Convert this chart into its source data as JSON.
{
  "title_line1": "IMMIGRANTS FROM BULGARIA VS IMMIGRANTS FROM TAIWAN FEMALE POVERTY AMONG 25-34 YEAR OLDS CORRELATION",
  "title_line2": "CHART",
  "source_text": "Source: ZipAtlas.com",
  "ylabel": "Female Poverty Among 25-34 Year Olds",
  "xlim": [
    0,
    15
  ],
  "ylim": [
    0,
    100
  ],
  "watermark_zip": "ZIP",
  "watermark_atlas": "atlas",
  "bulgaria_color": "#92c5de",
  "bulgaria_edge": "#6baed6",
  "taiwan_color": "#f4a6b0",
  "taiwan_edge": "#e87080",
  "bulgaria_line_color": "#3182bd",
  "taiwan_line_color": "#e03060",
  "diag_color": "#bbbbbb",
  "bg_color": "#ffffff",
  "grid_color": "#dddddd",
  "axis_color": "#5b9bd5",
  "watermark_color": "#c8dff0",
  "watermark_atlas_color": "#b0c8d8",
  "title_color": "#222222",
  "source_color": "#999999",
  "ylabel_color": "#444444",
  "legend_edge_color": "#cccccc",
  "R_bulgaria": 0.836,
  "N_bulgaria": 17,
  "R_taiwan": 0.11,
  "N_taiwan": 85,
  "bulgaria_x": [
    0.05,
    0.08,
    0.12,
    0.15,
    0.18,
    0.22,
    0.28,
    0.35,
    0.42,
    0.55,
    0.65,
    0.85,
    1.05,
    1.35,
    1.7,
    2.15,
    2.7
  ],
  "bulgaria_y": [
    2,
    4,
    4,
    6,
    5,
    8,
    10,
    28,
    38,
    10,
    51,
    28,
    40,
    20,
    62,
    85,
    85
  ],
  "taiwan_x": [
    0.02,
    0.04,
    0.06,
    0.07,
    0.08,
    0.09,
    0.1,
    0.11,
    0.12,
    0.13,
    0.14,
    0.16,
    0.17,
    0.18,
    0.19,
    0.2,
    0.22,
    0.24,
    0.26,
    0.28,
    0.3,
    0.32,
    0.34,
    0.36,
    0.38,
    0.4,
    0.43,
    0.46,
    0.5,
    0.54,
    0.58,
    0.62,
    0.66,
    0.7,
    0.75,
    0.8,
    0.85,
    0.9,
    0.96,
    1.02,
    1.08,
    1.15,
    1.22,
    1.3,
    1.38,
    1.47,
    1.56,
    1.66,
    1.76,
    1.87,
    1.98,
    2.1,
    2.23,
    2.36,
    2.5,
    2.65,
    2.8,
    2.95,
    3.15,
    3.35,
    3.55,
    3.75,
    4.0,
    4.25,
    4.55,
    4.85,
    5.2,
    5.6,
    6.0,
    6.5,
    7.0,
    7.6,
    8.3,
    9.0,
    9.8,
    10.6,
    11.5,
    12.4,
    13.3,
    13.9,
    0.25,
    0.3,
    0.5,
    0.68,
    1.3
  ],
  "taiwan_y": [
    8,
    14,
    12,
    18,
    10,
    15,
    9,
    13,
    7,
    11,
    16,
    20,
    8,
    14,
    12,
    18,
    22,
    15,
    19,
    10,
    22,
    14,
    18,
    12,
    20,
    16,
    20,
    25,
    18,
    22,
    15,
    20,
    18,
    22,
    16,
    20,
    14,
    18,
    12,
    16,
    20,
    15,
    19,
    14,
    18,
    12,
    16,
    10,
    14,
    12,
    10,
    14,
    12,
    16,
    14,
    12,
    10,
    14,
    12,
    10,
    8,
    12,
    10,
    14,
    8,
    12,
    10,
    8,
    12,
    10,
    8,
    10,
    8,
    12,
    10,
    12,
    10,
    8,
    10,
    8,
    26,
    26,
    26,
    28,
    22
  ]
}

################

**What is needed**
Transcribe the material above word for word.

**Solution to this exercise**
Convert this chart into its source data as JSON.
{
  "title_line1": "IMMIGRANTS FROM BULGARIA VS IMMIGRANTS FROM TAIWAN FEMALE POVERTY AMONG 25-34 YEAR OLDS CORRELATION",
  "title_line2": "CHART",
  "source_text": "Source: ZipAtlas.com",
  "ylabel": "Female Poverty Among 25-34 Year Olds",
  "xlim": [
    0,
    15
  ],
  "ylim": [
    0,
    100
  ],
  "watermark_zip": "ZIP",
  "watermark_atlas": "atlas",
  "bulgaria_color": "#92c5de",
  "bulgaria_edge": "#6baed6",
  "taiwan_color": "#f4a6b0",
  "taiwan_edge": "#e87080",
  "bulgaria_line_color": "#3182bd",
  "taiwan_line_color": "#e03060",
  "diag_color": "#bbbbbb",
  "bg_color": "#ffffff",
  "grid_color": "#dddddd",
  "axis_color": "#5b9bd5",
  "watermark_color": "#c8dff0",
  "watermark_atlas_color": "#b0c8d8",
  "title_color": "#222222",
  "source_color": "#999999",
  "ylabel_color": "#444444",
  "legend_edge_color": "#cccccc",
  "R_bulgaria": 0.836,
  "N_bulgaria": 17,
  "R_taiwan": 0.11,
  "N_taiwan": 85,
  "bulgaria_x": [
    0.05,
    0.08,
    0.12,
    0.15,
    0.18,
    0.22,
    0.28,
    0.35,
    0.42,
    0.55,
    0.65,
    0.85,
    1.05,
    1.35,
    1.7,
    2.15,
    2.7
  ],
  "bulgaria_y": [
    2,
    4,
    4,
    6,
    5,
    8,
    10,
    28,
    38,
    10,
    51,
    28,
    40,
    20,
    62,
    85,
    85
  ],
  "taiwan_x": [
    0.02,
    0.04,
    0.06,
    0.07,
    0.08,
    0.09,
    0.1,
    0.11,
    0.12,
    0.13,
    0.14,
    0.16,
    0.17,
    0.18,
    0.19,
    0.2,
    0.22,
    0.24,
    0.26,
    0.28,
    0.3,
    0.32,
    0.34,
    0.36,
    0.38,
    0.4,
    0.43,
    0.46,
    0.5,
    0.54,
    0.58,
    0.62,
    0.66,
    0.7,
    0.75,
    0.8,
    0.85,
    0.9,
    0.96,
    1.02,
    1.08,
    1.15,
    1.22,
    1.3,
    1.38,
    1.47,
    1.56,
    1.66,
    1.76,
    1.87,
    1.98,
    2.1,
    2.23,
    2.36,
    2.5,
    2.65,
    2.8,
    2.95,
    3.15,
    3.35,
    3.55,
    3.75,
    4.0,
    4.25,
    4.55,
    4.85,
    5.2,
    5.6,
    6.0,
    6.5,
    7.0,
    7.6,
    8.3,
    9.0,
    9.8,
    10.6,
    11.5,
    12.4,
    13.3,
    13.9,
    0.25,
    0.3,
    0.5,
    0.68,
    1.3
  ],
  "taiwan_y": [
    8,
    14,
    12,
    18,
    10,
    15,
    9,
    13,
    7,
    11,
    16,
    20,
    8,
    14,
    12,
    18,
    22,
    15,
    19,
    10,
    22,
    14,
    18,
    12,
    20,
    16,
    20,
    25,
    18,
    22,
    15,
    20,
    18,
    22,
    16,
    20,
    14,
    18,
    12,
    16,
    20,
    15,
    19,
    14,
    18,
    12,
    16,
    10,
    14,
    12,
    10,
    14,
    12,
    16,
    14,
    12,
    10,
    14,
    12,
    10,
    8,
    12,
    10,
    14,
    8,
    12,
    10,
    8,
    12,
    10,
    8,
    10,
    8,
    12,
    10,
    12,
    10,
    8,
    10,
    8,
    26,
    26,
    26,
    28,
    22
  ]
}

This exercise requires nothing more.